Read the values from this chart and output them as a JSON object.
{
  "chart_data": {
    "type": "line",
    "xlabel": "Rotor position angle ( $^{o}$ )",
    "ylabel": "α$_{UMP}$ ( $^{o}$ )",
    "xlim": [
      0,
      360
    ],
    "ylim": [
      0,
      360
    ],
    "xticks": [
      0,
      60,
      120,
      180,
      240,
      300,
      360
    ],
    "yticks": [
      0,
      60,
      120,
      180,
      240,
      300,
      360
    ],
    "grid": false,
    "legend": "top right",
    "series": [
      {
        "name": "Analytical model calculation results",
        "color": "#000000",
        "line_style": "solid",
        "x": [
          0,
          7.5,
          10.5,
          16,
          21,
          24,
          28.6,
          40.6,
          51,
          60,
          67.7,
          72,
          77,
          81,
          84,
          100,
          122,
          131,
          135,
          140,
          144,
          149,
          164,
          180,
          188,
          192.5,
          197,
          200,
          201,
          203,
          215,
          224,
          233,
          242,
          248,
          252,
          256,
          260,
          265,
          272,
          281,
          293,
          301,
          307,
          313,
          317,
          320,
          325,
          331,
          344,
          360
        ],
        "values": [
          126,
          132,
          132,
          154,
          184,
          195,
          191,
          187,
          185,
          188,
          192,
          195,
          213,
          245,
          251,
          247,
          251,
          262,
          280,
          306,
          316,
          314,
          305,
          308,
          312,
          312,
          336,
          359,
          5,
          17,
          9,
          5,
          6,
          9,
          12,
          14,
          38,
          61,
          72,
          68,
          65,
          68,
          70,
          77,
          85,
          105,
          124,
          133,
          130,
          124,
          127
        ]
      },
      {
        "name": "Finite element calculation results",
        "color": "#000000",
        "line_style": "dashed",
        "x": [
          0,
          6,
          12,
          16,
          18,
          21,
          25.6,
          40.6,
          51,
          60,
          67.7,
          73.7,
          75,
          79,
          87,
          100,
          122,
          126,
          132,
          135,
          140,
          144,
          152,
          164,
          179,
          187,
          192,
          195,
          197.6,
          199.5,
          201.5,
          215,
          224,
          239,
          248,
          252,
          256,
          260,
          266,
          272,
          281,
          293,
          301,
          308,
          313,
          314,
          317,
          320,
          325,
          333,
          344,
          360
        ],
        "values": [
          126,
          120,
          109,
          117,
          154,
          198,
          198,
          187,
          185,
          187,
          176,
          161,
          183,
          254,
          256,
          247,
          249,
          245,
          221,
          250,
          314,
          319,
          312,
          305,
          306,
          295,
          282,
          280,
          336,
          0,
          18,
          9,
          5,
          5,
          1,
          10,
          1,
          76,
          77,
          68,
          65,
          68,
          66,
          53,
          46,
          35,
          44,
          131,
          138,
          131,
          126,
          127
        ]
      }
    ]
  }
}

++++++++++

Do this:
Copy the data above exactly. Every line must be included.

Exercise output:
Read the values from this chart and output them as a JSON object.
{
  "chart_data": {
    "type": "line",
    "xlabel": "Rotor position angle ( $^{o}$ )",
    "ylabel": "α$_{UMP}$ ( $^{o}$ )",
    "xlim": [
      0,
      360
    ],
    "ylim": [
      0,
      360
    ],
    "xticks": [
      0,
      60,
      120,
      180,
      240,
      300,
      360
    ],
    "yticks": [
      0,
      60,
      120,
      180,
      240,
      300,
      360
    ],
    "grid": false,
    "legend": "top right",
    "series": [
      {
        "name": "Analytical model calculation results",
        "color": "#000000",
        "line_style": "solid",
        "x": [
          0,
          7.5,
          10.5,
          16,
          21,
          24,
          28.6,
          40.6,
          51,
          60,
          67.7,
          72,
          77,
          81,
          84,
          100,
          122,
          131,
          135,
          140,
          144,
          149,
          164,
          180,
          188,
          192.5,
          197,
          200,
          201,
          203,
          215,
          224,
          233,
          242,
          248,
          252,
          256,
          260,
          265,
          272,
          281,
          293,
          301,
          307,
          313,
          317,
          320,
          325,
          331,
          344,
          360
        ],
        "values": [
          126,
          132,
          132,
          154,
          184,
          195,
          191,
          187,
          185,
          188,
          192,
          195,
          213,
          245,
          251,
          247,
          251,
          262,
          280,
          306,
          316,
          314,
          305,
          308,
          312,
          312,
          336,
          359,
          5,
          17,
          9,
          5,
          6,
          9,
          12,
          14,
          38,
          61,
          72,
          68,
          65,
          68,
          70,
          77,
          85,
          105,
          124,
          133,
          130,
          124,
          127
        ]
      },
      {
        "name": "Finite element calculation results",
        "color": "#000000",
        "line_style": "dashed",
        "x": [
          0,
          6,
          12,
          16,
          18,
          21,
          25.6,
          40.6,
          51,
          60,
          67.7,
          73.7,
          75,
          79,
          87,
          100,
          122,
          126,
          132,
          135,
          140,
          144,
          152,
          164,
          179,
          187,
          192,
          195,
          197.6,
          199.5,
          201.5,
          215,
          224,
          239,
          248,
          252,
          256,
          260,
          266,
          272,
          281,
          293,
          301,
          308,
          313,
          314,
          317,
          320,
          325,
          333,
          344,
          360
        ],
        "values": [
          126,
          120,
          109,
          117,
          154,
          198,
          198,
          187,
          185,
          187,
          176,
          161,
          183,
          254,
          256,
          247,
          249,
          245,
          221,
          250,
          314,
          319,
          312,
          305,
          306,
          295,
          282,
          280,
          336,
          0,
          18,
          9,
          5,
          5,
          1,
          10,
          1,
          76,
          77,
          68,
          65,
          68,
          66,
          53,
          46,
          35,
          44,
          131,
          138,
          131,
          126,
          127
        ]
      }
    ]
  }
}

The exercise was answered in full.